Challenges
A - Quote the excerpt about Sean and Bill word for word, starting at "Sean had taken" and ending at "arrived in Wisconsin.".
B - For each statement (i)–(iii), say yes or no to whether it agrees with the excerpt about Sean and Bill, and quote the words of the excerpt that decide it. (i) Sean held a leadership position at a manufacturing company in Green Bay, WI. (ii) Bill is the oldest brother. (iii) The call came from Sean's father-in-law, a two-star general.
##### Excerpt to read #####
The owner of the manufacturing company where Sean was working and had a promising future lives with the unbelievable burden that comes with hiring veterans. The 4,500+ military and veteran non-profits that serve us veterans must solemnly add a data point to the population of fallen heroes. And a family of seven, that has shed blood for this country generation after generation, has to accept the cost of patriotism.
The youngest brother, Bill, is also veteran, alcoholic, and addict of everything. He and Sean have walked similar paths but Bill managed to make it across the void with a lot of help from a variety of veteran services both good and bad. Bill and Sean have had a contentious relationship fueled by constant competition for position, approval, and attention. They could go months and even years without speaking, however, they had just begun to connect on manufacturing.
Sean had taken a leadership position at a manufacturing company in Green Bay, WI. There they make all the military coins that veterans treasure so dearly. Initially the conversations with Bill were hopeful as they collaborated for the first time. But as the dream began to form communication dwindled, calls went unanswered, and text unread. When the call came from Sean's father-in-law, a two-star admiral, nothing needed to be said. No one knew for sure yet, but Bill and anyone that really knew Sean knew he was gone. Within 24 hours Bill and his siblings had all arrived in Wisconsin.
##### Data shown #####
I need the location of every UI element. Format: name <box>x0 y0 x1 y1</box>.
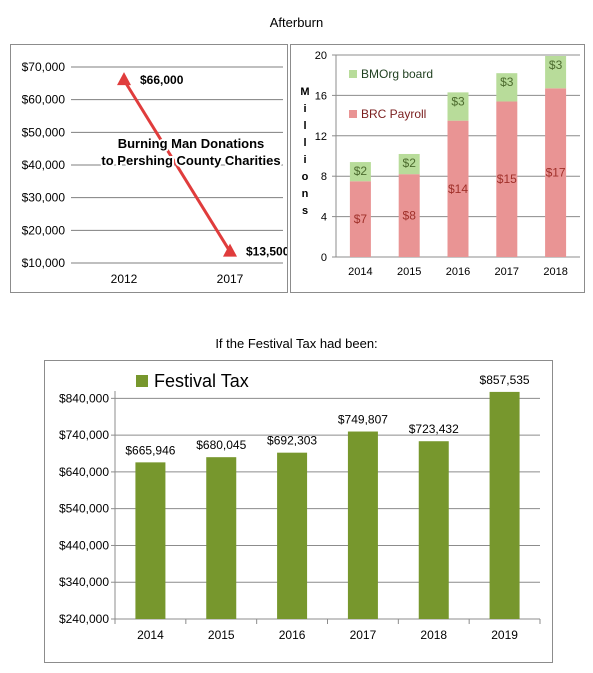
#####
Expected responses
A -
Sean had taken a leadership position at a manufacturing company in Green Bay, WI. There they make all the military coins that veterans treasure so dearly. Initially the conversations with Bill were hopeful as they collaborated for the first time. But as the dream began to form communication dwindled, calls went unanswered, and text unread. When the call came from Sean's father-in-law, a two-star admiral, nothing needed to be said. No one knew for sure yet, but Bill and anyone that really knew Sean knew he was gone. Within 24 hours Bill and his siblings had all arrived in Wisconsin.

B -
(i) Yes: "Sean had taken a leadership position at a manufacturing company in Green Bay, WI."
(ii) No: "The youngest brother, Bill, is also veteran, alcoholic, and addict of everything."
(iii) No: "When the call came from Sean's father-in-law, a two-star admiral, nothing needed to be said."